— Start INPUT RECORDS —
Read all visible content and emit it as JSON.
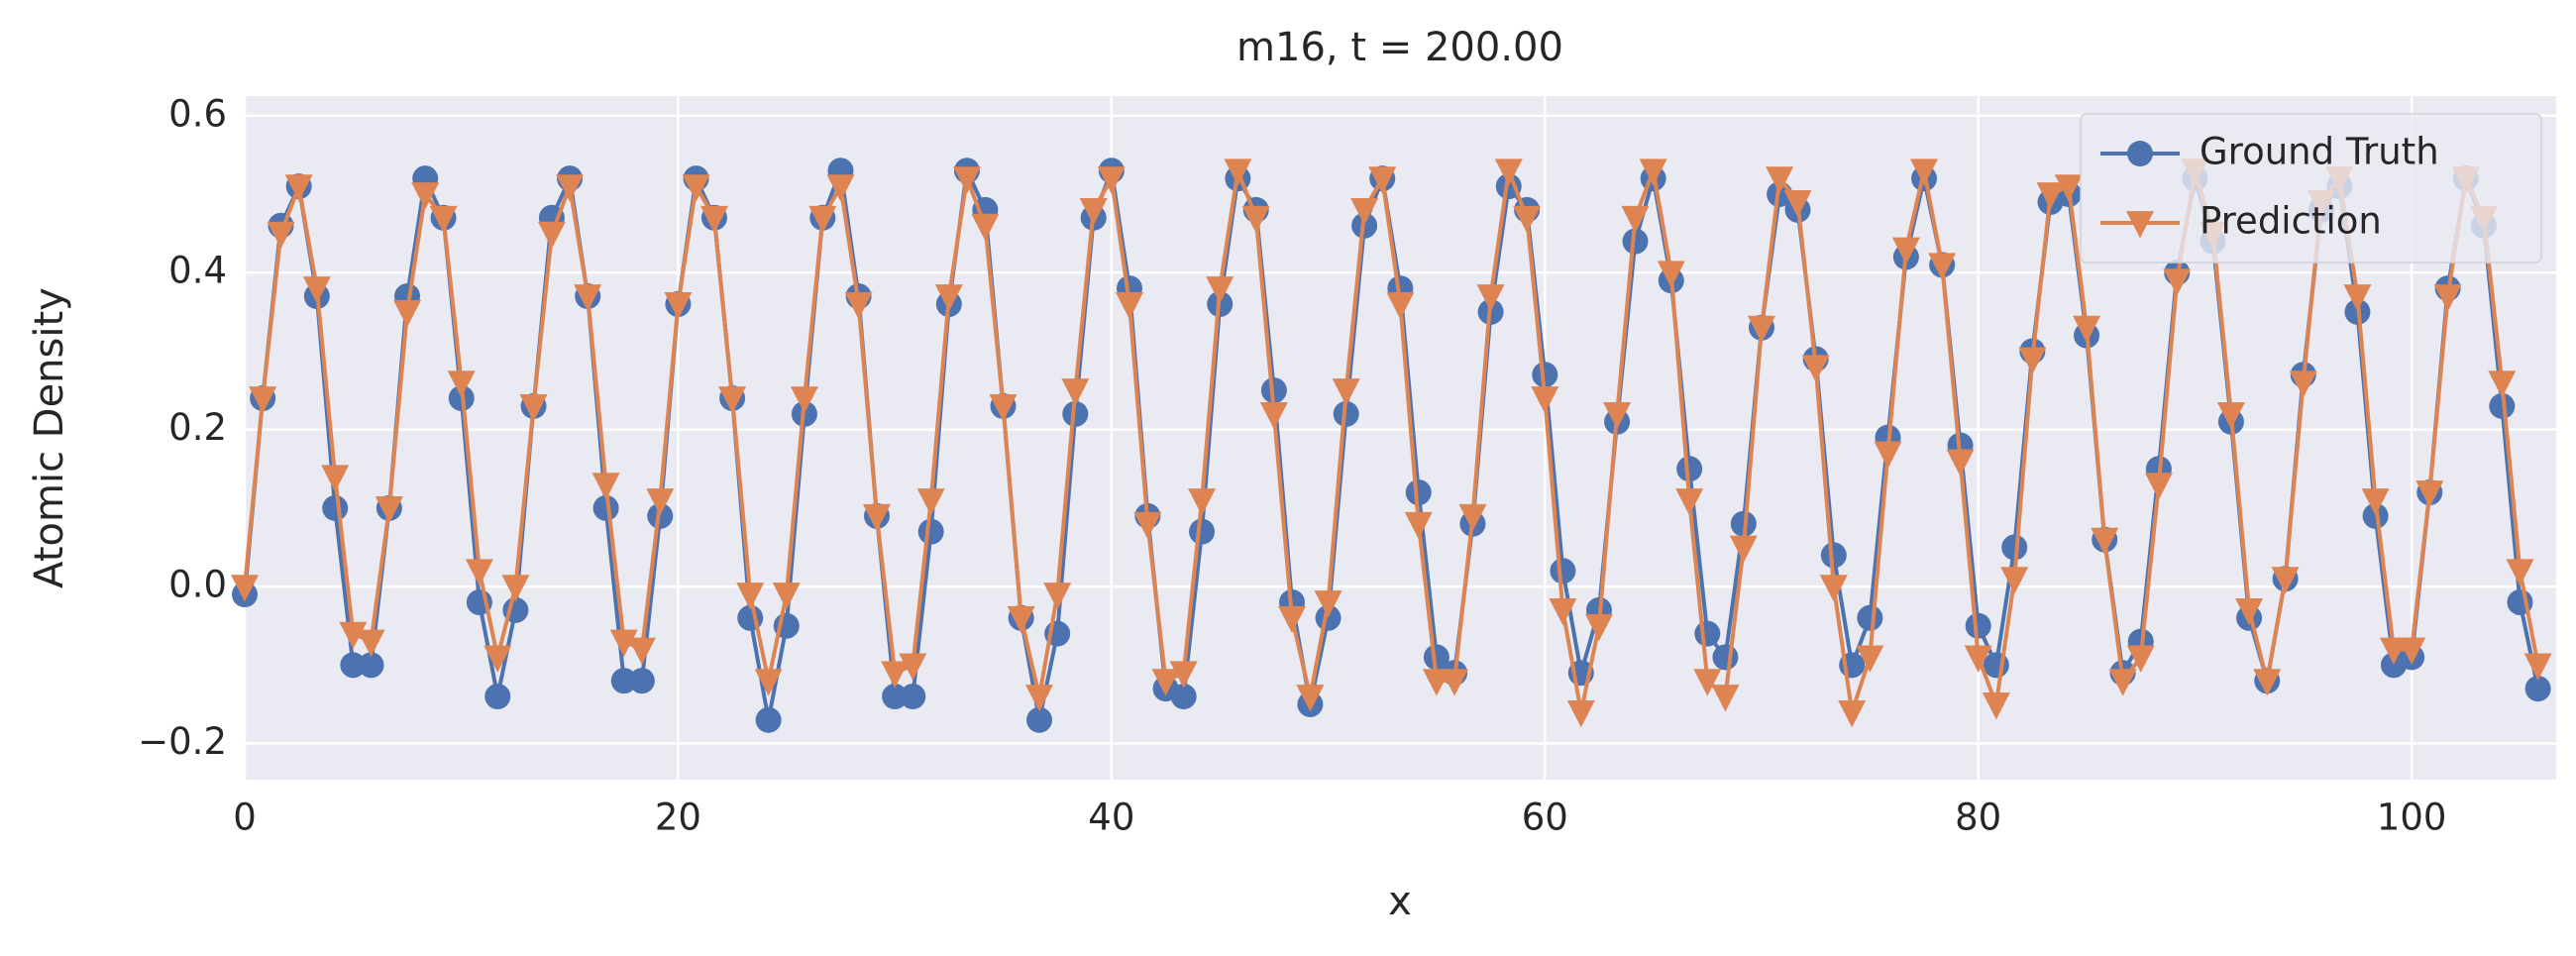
{
  "chart_data": {
    "type": "line",
    "title": "m16, t = 200.00",
    "xlabel": "x",
    "ylabel": "Atomic Density",
    "x": [
      0,
      0.83,
      1.67,
      2.5,
      3.33,
      4.17,
      5,
      5.83,
      6.67,
      7.5,
      8.33,
      9.17,
      10,
      10.83,
      11.67,
      12.5,
      13.33,
      14.17,
      15,
      15.83,
      16.67,
      17.5,
      18.33,
      19.17,
      20,
      20.83,
      21.67,
      22.5,
      23.33,
      24.17,
      25,
      25.83,
      26.67,
      27.5,
      28.33,
      29.17,
      30,
      30.83,
      31.67,
      32.5,
      33.33,
      34.17,
      35,
      35.83,
      36.67,
      37.5,
      38.33,
      39.17,
      40,
      40.83,
      41.67,
      42.5,
      43.33,
      44.17,
      45,
      45.83,
      46.67,
      47.5,
      48.33,
      49.17,
      50,
      50.83,
      51.67,
      52.5,
      53.33,
      54.17,
      55,
      55.83,
      56.67,
      57.5,
      58.33,
      59.17,
      60,
      60.83,
      61.67,
      62.5,
      63.33,
      64.17,
      65,
      65.83,
      66.67,
      67.5,
      68.33,
      69.17,
      70,
      70.83,
      71.67,
      72.5,
      73.33,
      74.17,
      75,
      75.83,
      76.67,
      77.5,
      78.33,
      79.17,
      80,
      80.83,
      81.67,
      82.5,
      83.33,
      84.17,
      85,
      85.83,
      86.67,
      87.5,
      88.33,
      89.17,
      90,
      90.83,
      91.67,
      92.5,
      93.33,
      94.17,
      95,
      95.83,
      96.67,
      97.5,
      98.33,
      99.17,
      100,
      100.83,
      101.67,
      102.5,
      103.33,
      104.17,
      105,
      105.83
    ],
    "series": [
      {
        "name": "Ground Truth",
        "color": "#4c72b0",
        "marker": "circle",
        "values": [
          -0.01,
          0.24,
          0.46,
          0.51,
          0.37,
          0.1,
          -0.1,
          -0.1,
          0.1,
          0.37,
          0.52,
          0.47,
          0.24,
          -0.02,
          -0.14,
          -0.03,
          0.23,
          0.47,
          0.52,
          0.37,
          0.1,
          -0.12,
          -0.12,
          0.09,
          0.36,
          0.52,
          0.47,
          0.24,
          -0.04,
          -0.17,
          -0.05,
          0.22,
          0.47,
          0.53,
          0.37,
          0.09,
          -0.14,
          -0.14,
          0.07,
          0.36,
          0.53,
          0.48,
          0.23,
          -0.04,
          -0.17,
          -0.06,
          0.22,
          0.47,
          0.53,
          0.38,
          0.09,
          -0.13,
          -0.14,
          0.07,
          0.36,
          0.52,
          0.48,
          0.25,
          -0.02,
          -0.15,
          -0.04,
          0.22,
          0.46,
          0.52,
          0.38,
          0.12,
          -0.09,
          -0.11,
          0.08,
          0.35,
          0.51,
          0.48,
          0.27,
          0.02,
          -0.11,
          -0.03,
          0.21,
          0.44,
          0.52,
          0.39,
          0.15,
          -0.06,
          -0.09,
          0.08,
          0.33,
          0.5,
          0.48,
          0.29,
          0.04,
          -0.1,
          -0.04,
          0.19,
          0.42,
          0.52,
          0.41,
          0.18,
          -0.05,
          -0.1,
          0.05,
          0.3,
          0.49,
          0.5,
          0.32,
          0.06,
          -0.11,
          -0.07,
          0.15,
          0.4,
          0.52,
          0.44,
          0.21,
          -0.04,
          -0.12,
          0.01,
          0.27,
          0.48,
          0.51,
          0.35,
          0.09,
          -0.1,
          -0.09,
          0.12,
          0.38,
          0.52,
          0.46,
          0.23,
          -0.02,
          -0.13
        ]
      },
      {
        "name": "Prediction",
        "color": "#dd8452",
        "marker": "triangle_down",
        "values": [
          0.0,
          0.24,
          0.45,
          0.51,
          0.38,
          0.14,
          -0.06,
          -0.07,
          0.1,
          0.35,
          0.5,
          0.47,
          0.26,
          0.02,
          -0.09,
          0.0,
          0.23,
          0.45,
          0.51,
          0.37,
          0.13,
          -0.07,
          -0.08,
          0.11,
          0.36,
          0.51,
          0.47,
          0.24,
          -0.01,
          -0.12,
          -0.01,
          0.24,
          0.47,
          0.51,
          0.36,
          0.09,
          -0.11,
          -0.1,
          0.11,
          0.37,
          0.52,
          0.46,
          0.23,
          -0.04,
          -0.14,
          -0.01,
          0.25,
          0.48,
          0.52,
          0.36,
          0.08,
          -0.12,
          -0.11,
          0.11,
          0.38,
          0.53,
          0.47,
          0.22,
          -0.04,
          -0.14,
          -0.02,
          0.25,
          0.48,
          0.52,
          0.36,
          0.08,
          -0.12,
          -0.12,
          0.09,
          0.37,
          0.53,
          0.47,
          0.24,
          -0.03,
          -0.16,
          -0.05,
          0.22,
          0.47,
          0.53,
          0.4,
          0.11,
          -0.12,
          -0.14,
          0.05,
          0.33,
          0.52,
          0.49,
          0.28,
          0.0,
          -0.16,
          -0.09,
          0.17,
          0.43,
          0.53,
          0.41,
          0.16,
          -0.09,
          -0.15,
          0.01,
          0.29,
          0.5,
          0.51,
          0.33,
          0.06,
          -0.12,
          -0.09,
          0.13,
          0.39,
          0.53,
          0.45,
          0.22,
          -0.03,
          -0.12,
          0.01,
          0.26,
          0.49,
          0.52,
          0.37,
          0.11,
          -0.08,
          -0.08,
          0.12,
          0.37,
          0.52,
          0.47,
          0.26,
          0.02,
          -0.1
        ]
      }
    ],
    "xlim": [
      0,
      106.67
    ],
    "xticks": [
      0,
      20,
      40,
      60,
      80,
      100
    ],
    "ylim": [
      -0.246,
      0.625
    ],
    "yticks": [
      {
        "value": -0.2,
        "label": "−0.2"
      },
      {
        "value": 0,
        "label": "0.0"
      },
      {
        "value": 0.2,
        "label": "0.2"
      },
      {
        "value": 0.4,
        "label": "0.4"
      },
      {
        "value": 0.6,
        "label": "0.6"
      }
    ],
    "grid": true,
    "legend": "upper right"
  }
}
— End INPUT RECORDS —
> [STATED TASK]: Copy out every line from the records that has the word "marker".

> [THE REPLY]:
        "marker": "circle",
        "marker": "triangle_down",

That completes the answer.